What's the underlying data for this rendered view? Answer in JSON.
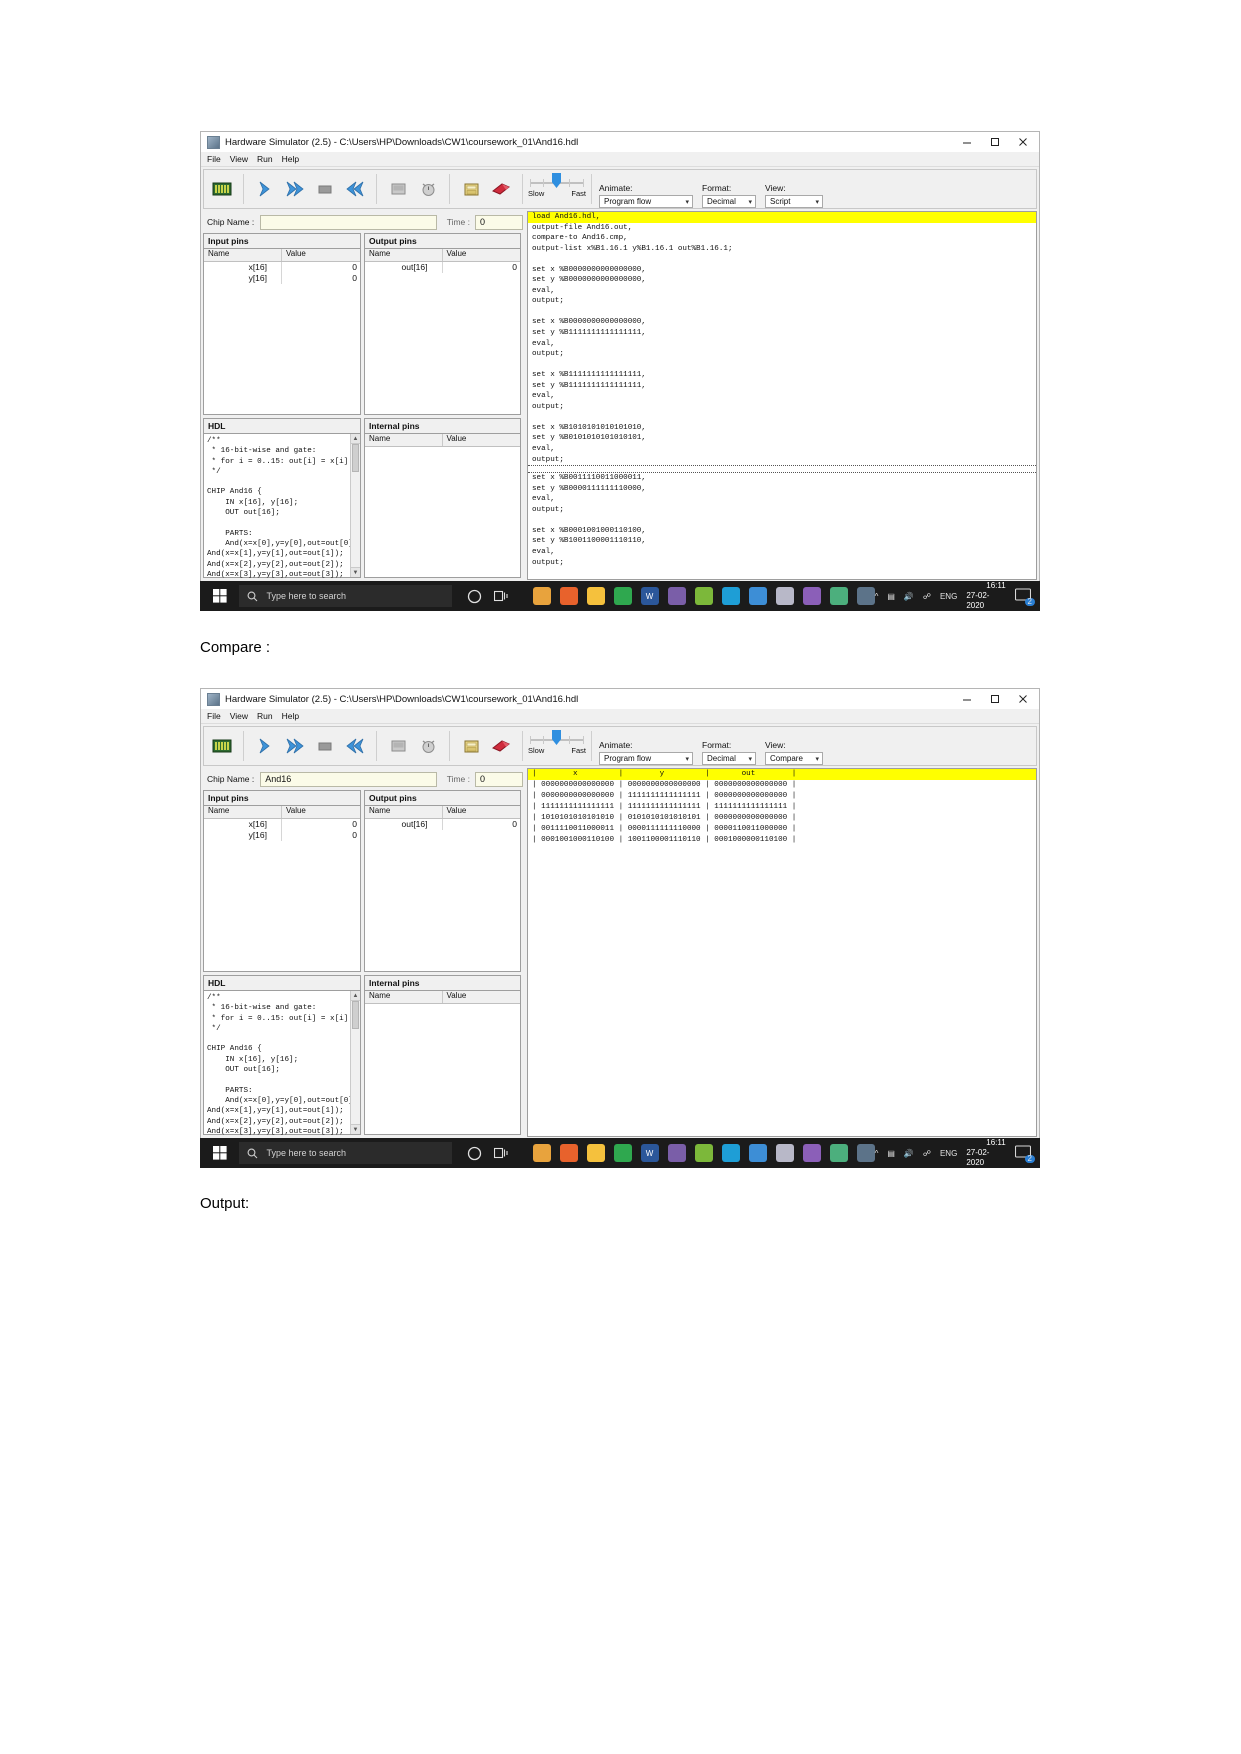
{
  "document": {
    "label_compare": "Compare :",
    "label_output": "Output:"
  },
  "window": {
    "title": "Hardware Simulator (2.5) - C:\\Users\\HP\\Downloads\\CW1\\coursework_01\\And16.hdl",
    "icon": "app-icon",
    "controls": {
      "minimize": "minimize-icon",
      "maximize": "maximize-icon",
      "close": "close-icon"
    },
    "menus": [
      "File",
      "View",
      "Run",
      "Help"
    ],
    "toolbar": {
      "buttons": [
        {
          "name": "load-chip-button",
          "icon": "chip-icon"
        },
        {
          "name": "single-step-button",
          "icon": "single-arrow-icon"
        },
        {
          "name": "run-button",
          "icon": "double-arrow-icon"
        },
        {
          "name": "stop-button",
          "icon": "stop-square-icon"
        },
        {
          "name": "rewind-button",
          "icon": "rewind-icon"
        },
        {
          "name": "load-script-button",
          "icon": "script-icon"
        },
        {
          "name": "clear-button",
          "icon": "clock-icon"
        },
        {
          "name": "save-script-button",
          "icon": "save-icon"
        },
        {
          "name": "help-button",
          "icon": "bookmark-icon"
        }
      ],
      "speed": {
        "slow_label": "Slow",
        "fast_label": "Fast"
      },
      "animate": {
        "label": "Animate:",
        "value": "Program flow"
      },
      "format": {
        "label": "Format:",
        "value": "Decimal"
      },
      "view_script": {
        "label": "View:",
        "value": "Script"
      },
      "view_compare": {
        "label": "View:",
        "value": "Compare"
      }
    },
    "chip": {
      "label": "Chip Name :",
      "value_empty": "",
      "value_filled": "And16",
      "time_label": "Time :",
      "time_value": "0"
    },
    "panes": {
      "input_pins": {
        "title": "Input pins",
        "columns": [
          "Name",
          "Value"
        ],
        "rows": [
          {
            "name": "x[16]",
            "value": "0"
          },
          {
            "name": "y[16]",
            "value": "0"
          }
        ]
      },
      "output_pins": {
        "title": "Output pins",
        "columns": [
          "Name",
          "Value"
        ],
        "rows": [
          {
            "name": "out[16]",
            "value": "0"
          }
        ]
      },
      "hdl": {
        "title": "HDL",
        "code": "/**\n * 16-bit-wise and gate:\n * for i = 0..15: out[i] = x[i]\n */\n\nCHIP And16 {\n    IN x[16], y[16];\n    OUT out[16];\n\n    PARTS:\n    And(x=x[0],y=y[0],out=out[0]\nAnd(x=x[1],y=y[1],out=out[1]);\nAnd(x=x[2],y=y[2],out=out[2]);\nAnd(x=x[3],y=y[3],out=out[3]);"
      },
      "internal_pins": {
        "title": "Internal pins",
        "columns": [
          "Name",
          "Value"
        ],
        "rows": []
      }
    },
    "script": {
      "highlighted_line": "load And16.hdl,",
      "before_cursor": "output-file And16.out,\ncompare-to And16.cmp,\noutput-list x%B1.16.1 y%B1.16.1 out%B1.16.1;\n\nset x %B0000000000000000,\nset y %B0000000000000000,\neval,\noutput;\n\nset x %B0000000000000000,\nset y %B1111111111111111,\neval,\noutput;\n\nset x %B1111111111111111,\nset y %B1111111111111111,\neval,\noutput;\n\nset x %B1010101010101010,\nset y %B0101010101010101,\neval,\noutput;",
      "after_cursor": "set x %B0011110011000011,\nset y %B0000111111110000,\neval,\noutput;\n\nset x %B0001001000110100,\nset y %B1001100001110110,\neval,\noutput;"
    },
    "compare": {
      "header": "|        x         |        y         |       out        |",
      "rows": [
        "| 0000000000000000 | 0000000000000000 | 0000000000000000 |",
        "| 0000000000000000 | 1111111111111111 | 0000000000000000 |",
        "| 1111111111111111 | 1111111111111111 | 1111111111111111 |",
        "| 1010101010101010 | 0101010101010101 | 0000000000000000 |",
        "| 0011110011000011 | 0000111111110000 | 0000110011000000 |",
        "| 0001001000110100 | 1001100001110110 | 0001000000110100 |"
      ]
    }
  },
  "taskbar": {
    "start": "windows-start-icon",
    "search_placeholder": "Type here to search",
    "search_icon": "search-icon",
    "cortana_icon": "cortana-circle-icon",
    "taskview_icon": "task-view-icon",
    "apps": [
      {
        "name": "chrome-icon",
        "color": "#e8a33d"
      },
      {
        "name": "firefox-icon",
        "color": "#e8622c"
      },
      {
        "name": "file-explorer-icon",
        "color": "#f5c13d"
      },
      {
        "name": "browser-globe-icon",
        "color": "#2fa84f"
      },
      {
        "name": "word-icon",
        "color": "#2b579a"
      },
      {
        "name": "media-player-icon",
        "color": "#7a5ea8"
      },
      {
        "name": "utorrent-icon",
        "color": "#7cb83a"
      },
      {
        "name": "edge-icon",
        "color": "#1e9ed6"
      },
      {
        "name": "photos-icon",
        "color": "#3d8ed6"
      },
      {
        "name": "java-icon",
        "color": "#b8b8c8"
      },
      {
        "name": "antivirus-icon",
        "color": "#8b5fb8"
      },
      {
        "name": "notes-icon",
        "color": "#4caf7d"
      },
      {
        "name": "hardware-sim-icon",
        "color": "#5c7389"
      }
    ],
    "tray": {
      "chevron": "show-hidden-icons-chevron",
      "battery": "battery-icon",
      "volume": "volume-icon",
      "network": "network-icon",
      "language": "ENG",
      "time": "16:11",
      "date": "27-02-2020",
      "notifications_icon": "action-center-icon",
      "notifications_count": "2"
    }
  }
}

Work request => Scan the lines above for "title", then copy every one that has it.

Answer section =>
    "title": "Hardware Simulator (2.5) - C:\\Users\\HP\\Downloads\\CW1\\coursework_01\\And16.hdl",
        "title": "Input pins",
        "title": "Output pins",
        "title": "HDL",
        "title": "Internal pins",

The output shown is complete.